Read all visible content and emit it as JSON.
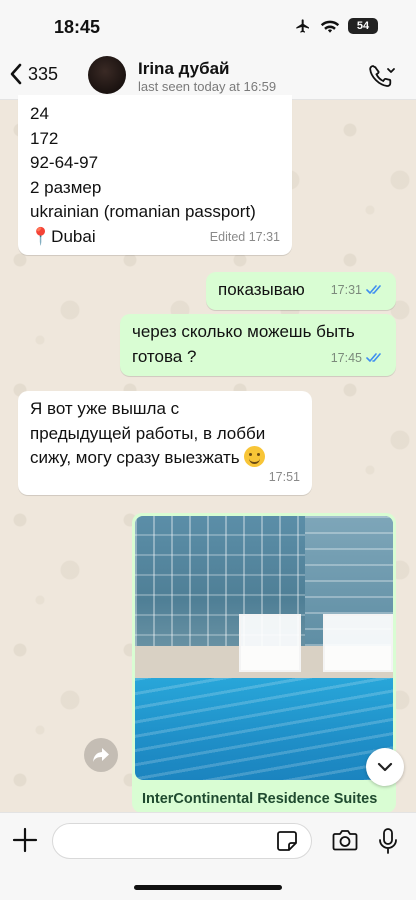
{
  "status_bar": {
    "time": "18:45",
    "battery": "54"
  },
  "header": {
    "back_count": "335",
    "contact_name": "Irina дубай",
    "last_seen": "last seen today at 16:59"
  },
  "messages": [
    {
      "direction": "in",
      "lines": [
        "24",
        "172",
        "92-64-97",
        "2 размер",
        "ukrainian (romanian passport)",
        "Dubai"
      ],
      "pin_icon": "round-pushpin-icon",
      "meta": "Edited 17:31"
    },
    {
      "direction": "out",
      "text": "показываю",
      "time": "17:31",
      "status": "read"
    },
    {
      "direction": "out",
      "lines": [
        "через сколько можешь быть",
        "готова ?"
      ],
      "time": "17:45",
      "status": "read"
    },
    {
      "direction": "in",
      "lines": [
        "Я вот уже вышла с",
        "предыдущей работы, в лобби",
        "сижу, могу сразу выезжать"
      ],
      "emoji": "smiling-face-icon",
      "time": "17:51"
    },
    {
      "direction": "out",
      "type": "link-preview",
      "title": "InterContinental Residence Suites"
    }
  ],
  "input": {
    "placeholder": ""
  },
  "colors": {
    "outgoing_bubble": "#d9fdd3",
    "incoming_bubble": "#ffffff",
    "read_ticks": "#3f8ef0",
    "background": "#efeae2"
  }
}
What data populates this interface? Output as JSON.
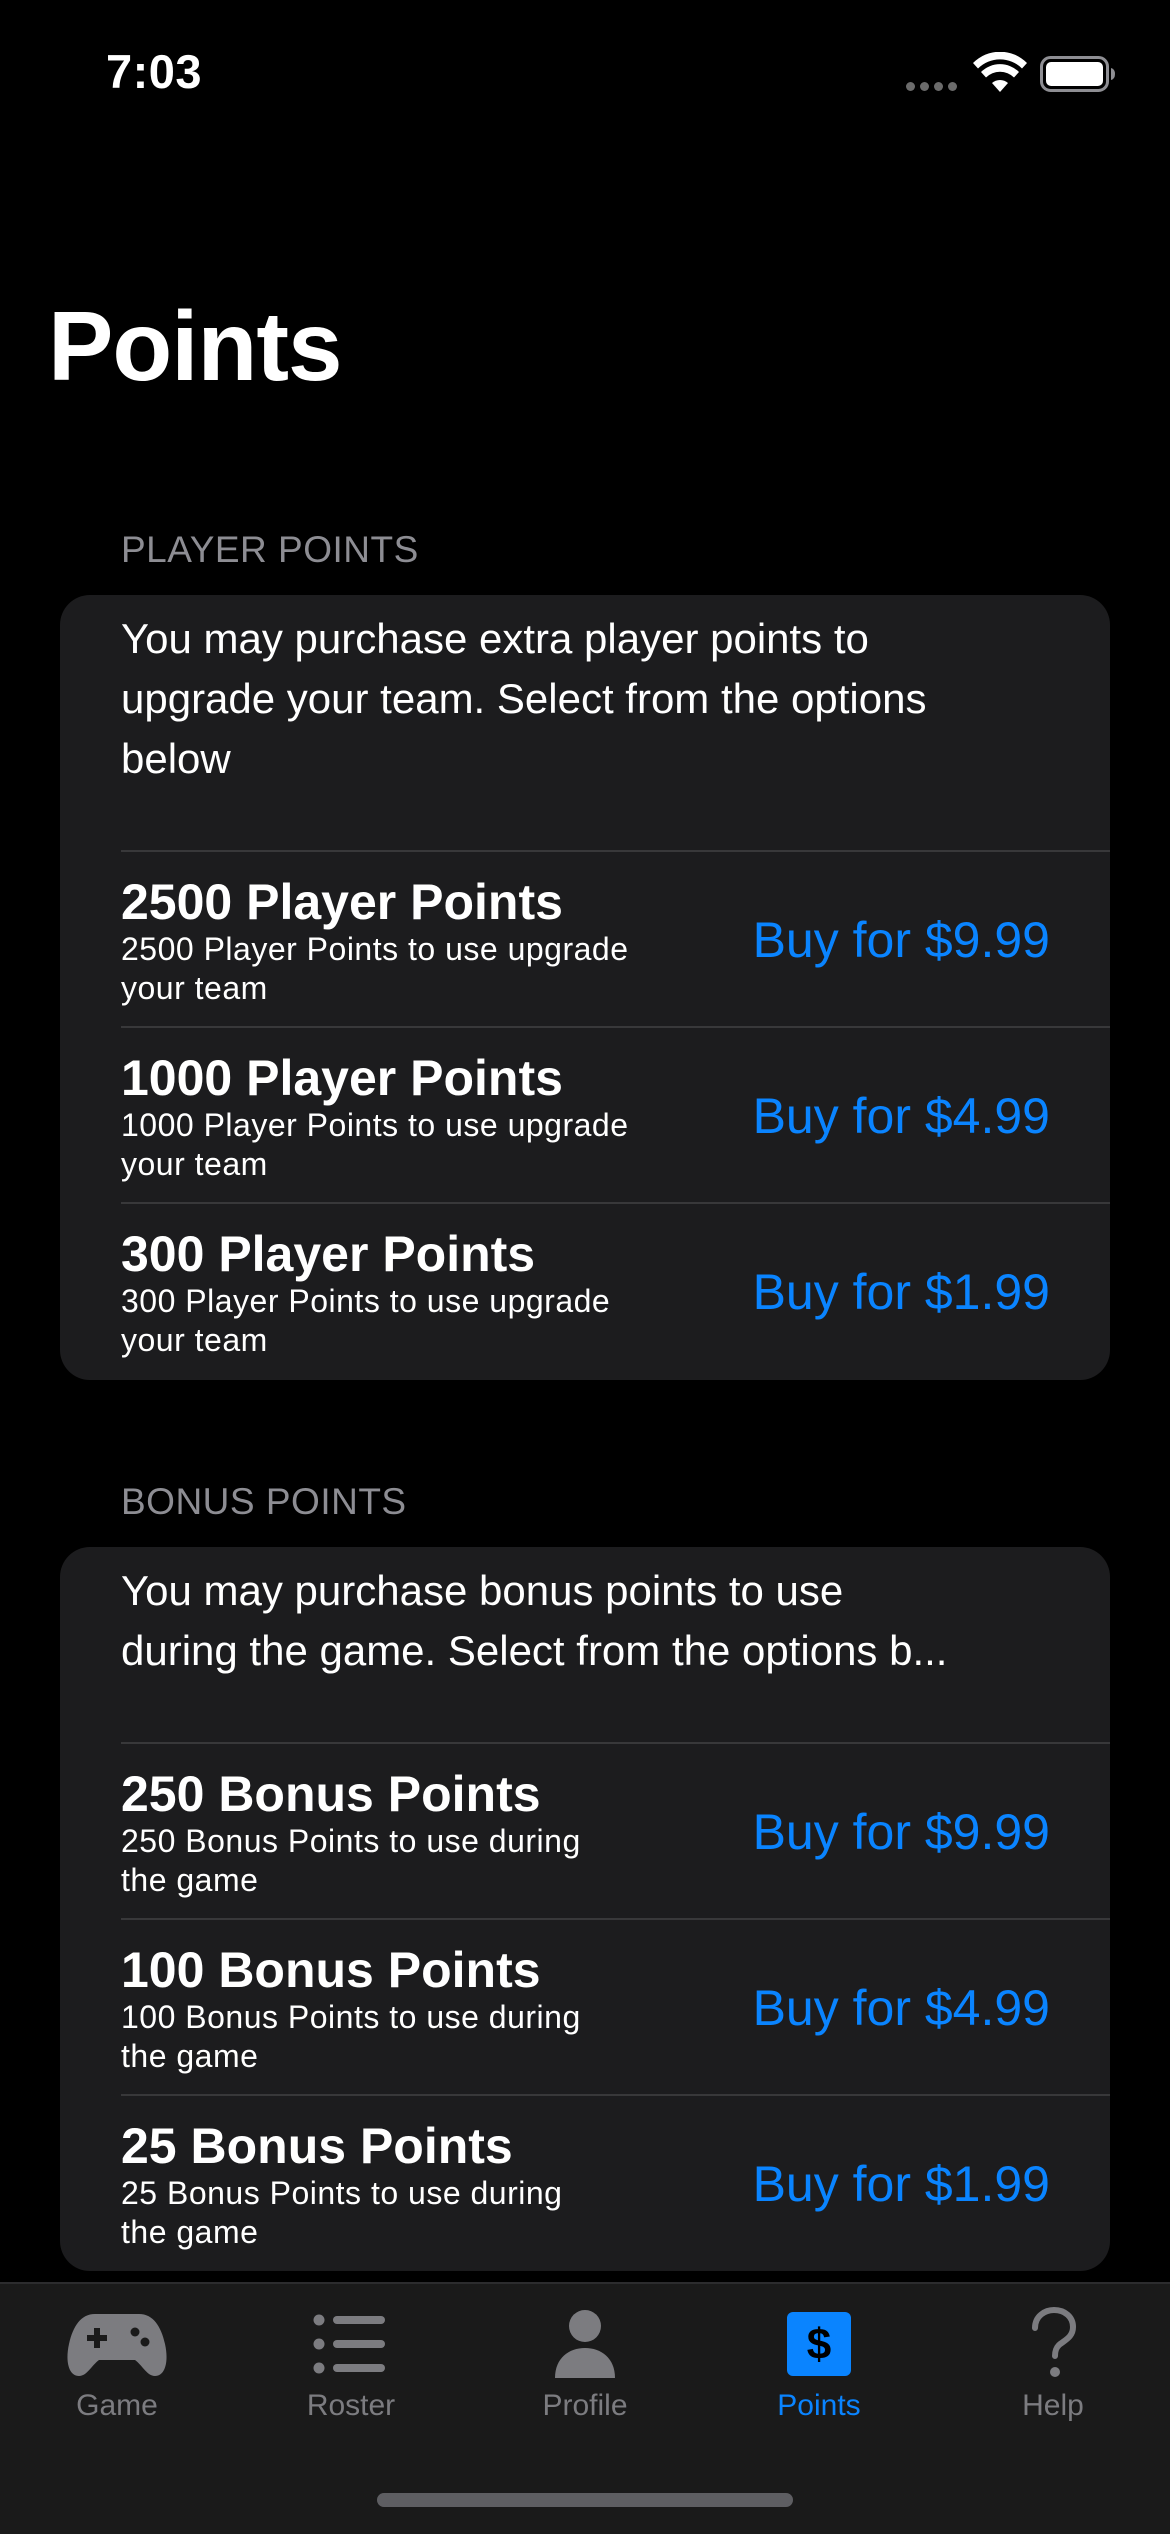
{
  "status_bar": {
    "time": "7:03"
  },
  "title": "Points",
  "sections": [
    {
      "header": "PLAYER POINTS",
      "intro_lines": [
        "You may purchase extra player points to",
        "upgrade your team. Select from the options",
        "below"
      ],
      "items": [
        {
          "title": "2500 Player Points",
          "desc_lines": [
            "2500 Player Points to use upgrade",
            "your team"
          ],
          "button": "Buy for $9.99"
        },
        {
          "title": "1000 Player Points",
          "desc_lines": [
            "1000 Player Points to use upgrade",
            "your team"
          ],
          "button": "Buy for $4.99"
        },
        {
          "title": "300 Player Points",
          "desc_lines": [
            "300 Player Points to use upgrade",
            "your team"
          ],
          "button": "Buy for $1.99"
        }
      ]
    },
    {
      "header": "BONUS POINTS",
      "intro_lines": [
        "You may purchase bonus points to use",
        "during the game. Select from the options b..."
      ],
      "items": [
        {
          "title": "250 Bonus Points",
          "desc_lines": [
            "250 Bonus Points to use during",
            "the game"
          ],
          "button": "Buy for $9.99"
        },
        {
          "title": "100 Bonus Points",
          "desc_lines": [
            "100 Bonus Points to use during",
            "the game"
          ],
          "button": "Buy for $4.99"
        },
        {
          "title": "25 Bonus Points",
          "desc_lines": [
            "25 Bonus Points to use during",
            "the game"
          ],
          "button": "Buy for $1.99"
        }
      ]
    }
  ],
  "tab_bar": {
    "items": [
      {
        "label": "Game",
        "icon": "gamecontroller-icon",
        "active": false
      },
      {
        "label": "Roster",
        "icon": "list-icon",
        "active": false
      },
      {
        "label": "Profile",
        "icon": "person-icon",
        "active": false
      },
      {
        "label": "Points",
        "icon": "dollar-sign-icon",
        "active": true
      },
      {
        "label": "Help",
        "icon": "question-mark-icon",
        "active": false
      }
    ]
  },
  "colors": {
    "background": "#000000",
    "card": "#1c1c1e",
    "accent": "#0a84ff",
    "secondary_text": "#8d8d93",
    "separator": "#38383a",
    "tab_inactive": "#7c7c80"
  }
}
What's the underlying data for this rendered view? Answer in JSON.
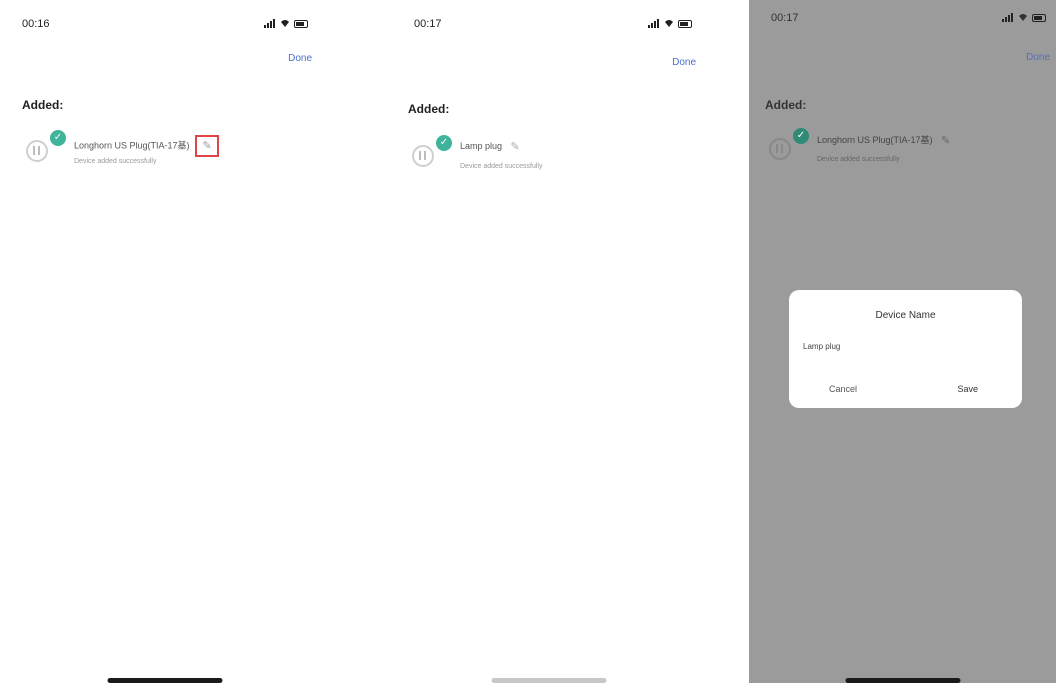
{
  "screens": [
    {
      "time": "00:16",
      "done": "Done",
      "added_label": "Added:",
      "device_name": "Longhorn US Plug(TIA-17基)",
      "device_status": "Device added successfully",
      "pencil_highlighted": true
    },
    {
      "time": "00:17",
      "done": "Done",
      "added_label": "Added:",
      "device_name": "Lamp plug",
      "device_status": "Device added successfully",
      "pencil_highlighted": false
    },
    {
      "time": "00:17",
      "done": "Done",
      "added_label": "Added:",
      "device_name": "Longhorn US Plug(TIA-17基)",
      "device_status": "Device added successfully",
      "dialog": {
        "title": "Device Name",
        "input_value": "Lamp plug",
        "cancel": "Cancel",
        "save": "Save"
      }
    }
  ],
  "colors": {
    "accent": "#4a6fd1",
    "check": "#3fb49b",
    "highlight": "#e04444",
    "overlay": "#9b9b9b"
  }
}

Required task
All the material shown above is to be copied exactly, with no pictures carried over.

Result for this exercise
Read all visible content and emit it as JSON.
{
  "status_bar": {
    "time": "18:45",
    "battery": "54"
  },
  "header": {
    "back_count": "335",
    "contact_name": "Irina дубай",
    "last_seen": "last seen today at 16:59"
  },
  "messages": [
    {
      "direction": "in",
      "lines": [
        "24",
        "172",
        "92-64-97",
        "2 размер",
        "ukrainian (romanian passport)",
        "Dubai"
      ],
      "pin_icon": "round-pushpin-icon",
      "meta": "Edited 17:31"
    },
    {
      "direction": "out",
      "text": "показываю",
      "time": "17:31",
      "status": "read"
    },
    {
      "direction": "out",
      "lines": [
        "через сколько можешь быть",
        "готова ?"
      ],
      "time": "17:45",
      "status": "read"
    },
    {
      "direction": "in",
      "lines": [
        "Я вот уже вышла с",
        "предыдущей работы, в лобби",
        "сижу, могу сразу выезжать"
      ],
      "emoji": "smiling-face-icon",
      "time": "17:51"
    },
    {
      "direction": "out",
      "type": "link-preview",
      "title": "InterContinental Residence Suites"
    }
  ],
  "input": {
    "placeholder": ""
  },
  "colors": {
    "outgoing_bubble": "#d9fdd3",
    "incoming_bubble": "#ffffff",
    "read_ticks": "#3f8ef0",
    "background": "#efeae2"
  }
}
What data populates this interface? Output as JSON.
{
  "status_bar": {
    "time": "7:03"
  },
  "title": "Points",
  "sections": [
    {
      "header": "PLAYER POINTS",
      "intro_lines": [
        "You may purchase extra player points to",
        "upgrade your team. Select from the options",
        "below"
      ],
      "items": [
        {
          "title": "2500 Player Points",
          "desc_lines": [
            "2500 Player Points to use upgrade",
            "your team"
          ],
          "button": "Buy for $9.99"
        },
        {
          "title": "1000 Player Points",
          "desc_lines": [
            "1000 Player Points to use upgrade",
            "your team"
          ],
          "button": "Buy for $4.99"
        },
        {
          "title": "300 Player Points",
          "desc_lines": [
            "300 Player Points to use upgrade",
            "your team"
          ],
          "button": "Buy for $1.99"
        }
      ]
    },
    {
      "header": "BONUS POINTS",
      "intro_lines": [
        "You may purchase bonus points to use",
        "during the game. Select from the options b..."
      ],
      "items": [
        {
          "title": "250 Bonus Points",
          "desc_lines": [
            "250 Bonus Points to use during",
            "the game"
          ],
          "button": "Buy for $9.99"
        },
        {
          "title": "100 Bonus Points",
          "desc_lines": [
            "100 Bonus Points to use during",
            "the game"
          ],
          "button": "Buy for $4.99"
        },
        {
          "title": "25 Bonus Points",
          "desc_lines": [
            "25 Bonus Points to use during",
            "the game"
          ],
          "button": "Buy for $1.99"
        }
      ]
    }
  ],
  "tab_bar": {
    "items": [
      {
        "label": "Game",
        "icon": "gamecontroller-icon",
        "active": false
      },
      {
        "label": "Roster",
        "icon": "list-icon",
        "active": false
      },
      {
        "label": "Profile",
        "icon": "person-icon",
        "active": false
      },
      {
        "label": "Points",
        "icon": "dollar-sign-icon",
        "active": true
      },
      {
        "label": "Help",
        "icon": "question-mark-icon",
        "active": false
      }
    ]
  },
  "colors": {
    "background": "#000000",
    "card": "#1c1c1e",
    "accent": "#0a84ff",
    "secondary_text": "#8d8d93",
    "separator": "#38383a",
    "tab_inactive": "#7c7c80"
  }
}
What's the underlying data for this rendered view? Answer in JSON.
{
  "screens": [
    {
      "time": "00:16",
      "done": "Done",
      "added_label": "Added:",
      "device_name": "Longhorn US Plug(TIA-17基)",
      "device_status": "Device added successfully",
      "pencil_highlighted": true
    },
    {
      "time": "00:17",
      "done": "Done",
      "added_label": "Added:",
      "device_name": "Lamp plug",
      "device_status": "Device added successfully",
      "pencil_highlighted": false
    },
    {
      "time": "00:17",
      "done": "Done",
      "added_label": "Added:",
      "device_name": "Longhorn US Plug(TIA-17基)",
      "device_status": "Device added successfully",
      "dialog": {
        "title": "Device Name",
        "input_value": "Lamp plug",
        "cancel": "Cancel",
        "save": "Save"
      }
    }
  ],
  "colors": {
    "accent": "#4a6fd1",
    "check": "#3fb49b",
    "highlight": "#e04444",
    "overlay": "#9b9b9b"
  }
}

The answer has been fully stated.